*** Begin section ***

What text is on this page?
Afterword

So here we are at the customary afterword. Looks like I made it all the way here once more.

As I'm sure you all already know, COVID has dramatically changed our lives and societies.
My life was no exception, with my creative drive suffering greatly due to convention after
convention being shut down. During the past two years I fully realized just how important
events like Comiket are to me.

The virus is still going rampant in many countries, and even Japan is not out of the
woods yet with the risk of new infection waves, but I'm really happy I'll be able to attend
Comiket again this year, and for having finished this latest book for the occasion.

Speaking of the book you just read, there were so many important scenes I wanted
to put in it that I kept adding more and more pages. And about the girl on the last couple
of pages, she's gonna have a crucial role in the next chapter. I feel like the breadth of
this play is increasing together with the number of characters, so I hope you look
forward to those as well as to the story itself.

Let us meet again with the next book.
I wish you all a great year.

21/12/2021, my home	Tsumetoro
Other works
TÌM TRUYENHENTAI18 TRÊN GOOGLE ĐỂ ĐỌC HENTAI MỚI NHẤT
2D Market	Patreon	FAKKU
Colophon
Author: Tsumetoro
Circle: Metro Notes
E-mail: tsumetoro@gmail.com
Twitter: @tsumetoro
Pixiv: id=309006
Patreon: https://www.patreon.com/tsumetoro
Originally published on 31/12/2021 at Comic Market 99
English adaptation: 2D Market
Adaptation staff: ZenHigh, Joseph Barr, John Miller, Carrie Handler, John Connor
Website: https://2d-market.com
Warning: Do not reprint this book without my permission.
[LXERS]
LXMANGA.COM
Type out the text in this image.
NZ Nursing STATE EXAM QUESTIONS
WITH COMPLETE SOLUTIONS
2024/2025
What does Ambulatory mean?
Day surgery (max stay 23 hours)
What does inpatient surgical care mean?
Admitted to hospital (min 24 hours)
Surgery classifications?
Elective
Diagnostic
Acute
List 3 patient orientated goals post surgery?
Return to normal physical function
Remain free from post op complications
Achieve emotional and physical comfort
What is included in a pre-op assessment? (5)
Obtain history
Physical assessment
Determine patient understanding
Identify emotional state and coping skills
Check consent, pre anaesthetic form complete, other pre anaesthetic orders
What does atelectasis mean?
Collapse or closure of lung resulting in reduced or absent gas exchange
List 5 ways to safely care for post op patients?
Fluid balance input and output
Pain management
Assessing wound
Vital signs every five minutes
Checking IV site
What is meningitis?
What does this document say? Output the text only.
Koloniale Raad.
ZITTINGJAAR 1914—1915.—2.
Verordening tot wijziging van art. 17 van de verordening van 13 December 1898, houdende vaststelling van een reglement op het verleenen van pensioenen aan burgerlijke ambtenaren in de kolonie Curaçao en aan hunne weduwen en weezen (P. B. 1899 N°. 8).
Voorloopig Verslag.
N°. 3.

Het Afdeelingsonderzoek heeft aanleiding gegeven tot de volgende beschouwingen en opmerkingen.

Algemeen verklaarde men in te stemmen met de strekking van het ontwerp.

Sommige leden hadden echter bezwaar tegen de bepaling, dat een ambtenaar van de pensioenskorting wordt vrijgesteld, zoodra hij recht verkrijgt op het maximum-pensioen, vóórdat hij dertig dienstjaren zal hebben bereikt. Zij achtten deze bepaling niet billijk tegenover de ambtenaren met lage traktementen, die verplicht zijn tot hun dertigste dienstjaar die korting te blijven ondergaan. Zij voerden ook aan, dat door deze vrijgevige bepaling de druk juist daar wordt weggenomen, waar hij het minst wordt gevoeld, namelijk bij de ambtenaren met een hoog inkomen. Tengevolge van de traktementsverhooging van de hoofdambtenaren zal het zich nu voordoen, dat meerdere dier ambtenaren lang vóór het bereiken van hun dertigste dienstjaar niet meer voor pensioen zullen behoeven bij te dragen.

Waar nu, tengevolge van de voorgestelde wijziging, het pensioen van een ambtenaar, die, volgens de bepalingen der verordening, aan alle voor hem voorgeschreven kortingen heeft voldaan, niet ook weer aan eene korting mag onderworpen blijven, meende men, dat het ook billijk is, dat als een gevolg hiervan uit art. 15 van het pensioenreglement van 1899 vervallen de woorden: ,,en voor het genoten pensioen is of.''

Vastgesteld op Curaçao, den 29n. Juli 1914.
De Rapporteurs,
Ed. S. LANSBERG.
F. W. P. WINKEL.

*** End section ***

- **Task objective**
All records above need to be set down again exactly as written.

- **Task response**
What text is on this page?
Afterword

So here we are at the customary afterword. Looks like I made it all the way here once more.

As I'm sure you all already know, COVID has dramatically changed our lives and societies.
My life was no exception, with my creative drive suffering greatly due to convention after
convention being shut down. During the past two years I fully realized just how important
events like Comiket are to me.

The virus is still going rampant in many countries, and even Japan is not out of the
woods yet with the risk of new infection waves, but I'm really happy I'll be able to attend
Comiket again this year, and for having finished this latest book for the occasion.

Speaking of the book you just read, there were so many important scenes I wanted
to put in it that I kept adding more and more pages. And about the girl on the last couple
of pages, she's gonna have a crucial role in the next chapter. I feel like the breadth of
this play is increasing together with the number of characters, so I hope you look
forward to those as well as to the story itself.

Let us meet again with the next book.
I wish you all a great year.

21/12/2021, my home	Tsumetoro
Other works
TÌM TRUYENHENTAI18 TRÊN GOOGLE ĐỂ ĐỌC HENTAI MỚI NHẤT
2D Market	Patreon	FAKKU
Colophon
Author: Tsumetoro
Circle: Metro Notes
E-mail: tsumetoro@gmail.com
Twitter: @tsumetoro
Pixiv: id=309006
Patreon: https://www.patreon.com/tsumetoro
Originally published on 31/12/2021 at Comic Market 99
English adaptation: 2D Market
Adaptation staff: ZenHigh, Joseph Barr, John Miller, Carrie Handler, John Connor
Website: https://2d-market.com
Warning: Do not reprint this book without my permission.
[LXERS]
LXMANGA.COM
Type out the text in this image.
NZ Nursing STATE EXAM QUESTIONS
WITH COMPLETE SOLUTIONS
2024/2025
What does Ambulatory mean?
Day surgery (max stay 23 hours)
What does inpatient surgical care mean?
Admitted to hospital (min 24 hours)
Surgery classifications?
Elective
Diagnostic
Acute
List 3 patient orientated goals post surgery?
Return to normal physical function
Remain free from post op complications
Achieve emotional and physical comfort
What is included in a pre-op assessment? (5)
Obtain history
Physical assessment
Determine patient understanding
Identify emotional state and coping skills
Check consent, pre anaesthetic form complete, other pre anaesthetic orders
What does atelectasis mean?
Collapse or closure of lung resulting in reduced or absent gas exchange
List 5 ways to safely care for post op patients?
Fluid balance input and output
Pain management
Assessing wound
Vital signs every five minutes
Checking IV site
What is meningitis?
What does this document say? Output the text only.
Koloniale Raad.
ZITTINGJAAR 1914—1915.—2.
Verordening tot wijziging van art. 17 van de verordening van 13 December 1898, houdende vaststelling van een reglement op het verleenen van pensioenen aan burgerlijke ambtenaren in de kolonie Curaçao en aan hunne weduwen en weezen (P. B. 1899 N°. 8).
Voorloopig Verslag.
N°. 3.

Het Afdeelingsonderzoek heeft aanleiding gegeven tot de volgende beschouwingen en opmerkingen.

Algemeen verklaarde men in te stemmen met de strekking van het ontwerp.

Sommige leden hadden echter bezwaar tegen de bepaling, dat een ambtenaar van de pensioenskorting wordt vrijgesteld, zoodra hij recht verkrijgt op het maximum-pensioen, vóórdat hij dertig dienstjaren zal hebben bereikt. Zij achtten deze bepaling niet billijk tegenover de ambtenaren met lage traktementen, die verplicht zijn tot hun dertigste dienstjaar die korting te blijven ondergaan. Zij voerden ook aan, dat door deze vrijgevige bepaling de druk juist daar wordt weggenomen, waar hij het minst wordt gevoeld, namelijk bij de ambtenaren met een hoog inkomen. Tengevolge van de traktementsverhooging van de hoofdambtenaren zal het zich nu voordoen, dat meerdere dier ambtenaren lang vóór het bereiken van hun dertigste dienstjaar niet meer voor pensioen zullen behoeven bij te dragen.

Waar nu, tengevolge van de voorgestelde wijziging, het pensioen van een ambtenaar, die, volgens de bepalingen der verordening, aan alle voor hem voorgeschreven kortingen heeft voldaan, niet ook weer aan eene korting mag onderworpen blijven, meende men, dat het ook billijk is, dat als een gevolg hiervan uit art. 15 van het pensioenreglement van 1899 vervallen de woorden: ,,en voor het genoten pensioen is of.''

Vastgesteld op Curaçao, den 29n. Juli 1914.
De Rapporteurs,
Ed. S. LANSBERG.
F. W. P. WINKEL.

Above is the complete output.